--- Document ---
+-------+

France | France, Cour de cassation, Chambre commerciale, 13 avril 2010, 09-12642


LA COUR DE CASSATION, CHAMBRE COMMERCIALE, a rendu l'arrêt suivant :

Sur le moyen unique, pris en sa première branche :

Vu les articles 19, paragraphe 3, sous b, du Traité sur l'Union européenne et 267 du Traité sur le fonctionnement de l'Union européenne ;

Attendu, selon l'arrêt attaqué (Aix-en-Provence, 12 février 2009), qu'après la mise en liquidation judiciaire de la société Médiasucre international (la société Médiasucre) par jugement du 7 mai 2007 du tribunal de commerce de Marseille, le liquidateur a assigné devant ce tribunal la société de dr

oit italien Rastelli Davide et C. (la société Rastelli) aux fins d'extension à celle...

+-------+

--- Extrait des données ---
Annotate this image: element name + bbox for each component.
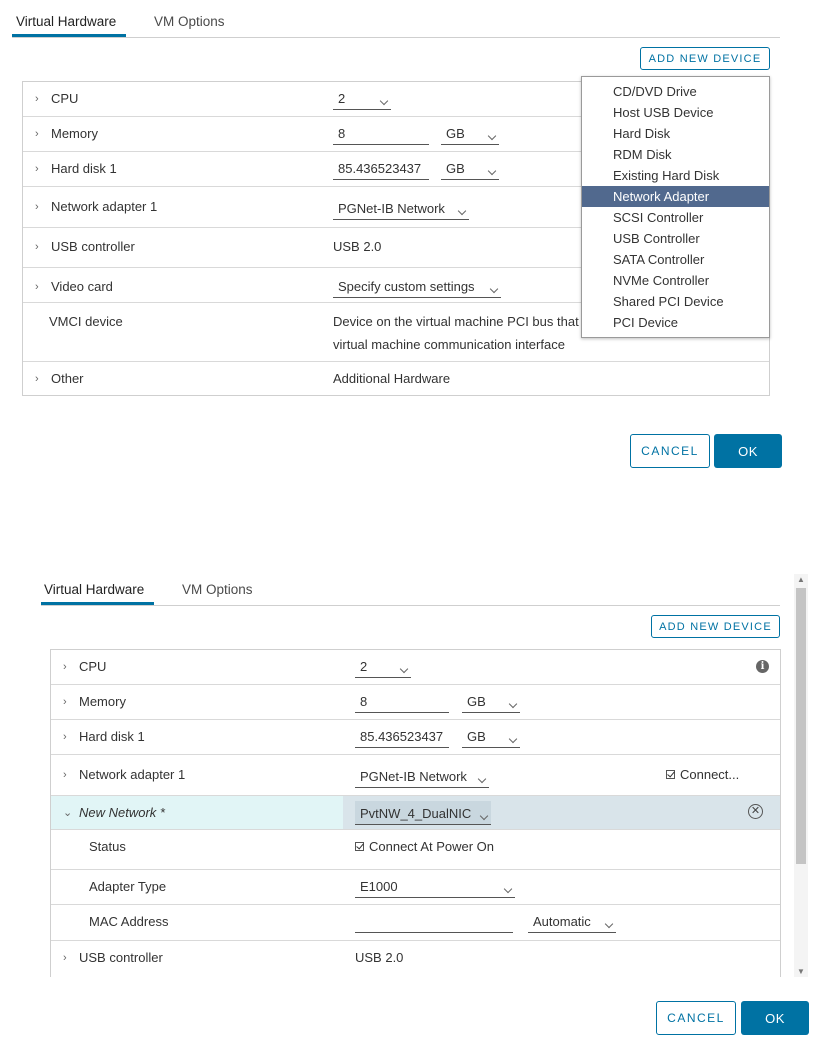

+-------+

--- Consignes ---
1 – Reformulez sous forme de liste le paragraphe de l'arrêt qui commence par « Vu les articles », en conservant ses informations principales.
2 – Relevez toutes les dates qui figurent dans l'arrêt et indiquez à quoi chacune se rapporte.

--- Corrigé ---
1 –
Textes visés :
- article 19, paragraphe 3, sous b, du Traité sur l'Union européenne ;
- article 267 du Traité sur le fonctionnement de l'Union européenne.

2 –
- 13 avril 2010 : arrêt de la Cour de cassation, chambre commerciale.
- 12 février 2009 : arrêt attaqué (Aix-en-Provence).
- 7 mai 2007 : jugement du tribunal de commerce de Marseille prononçant la liquidation judiciaire de la société Médiasucre international.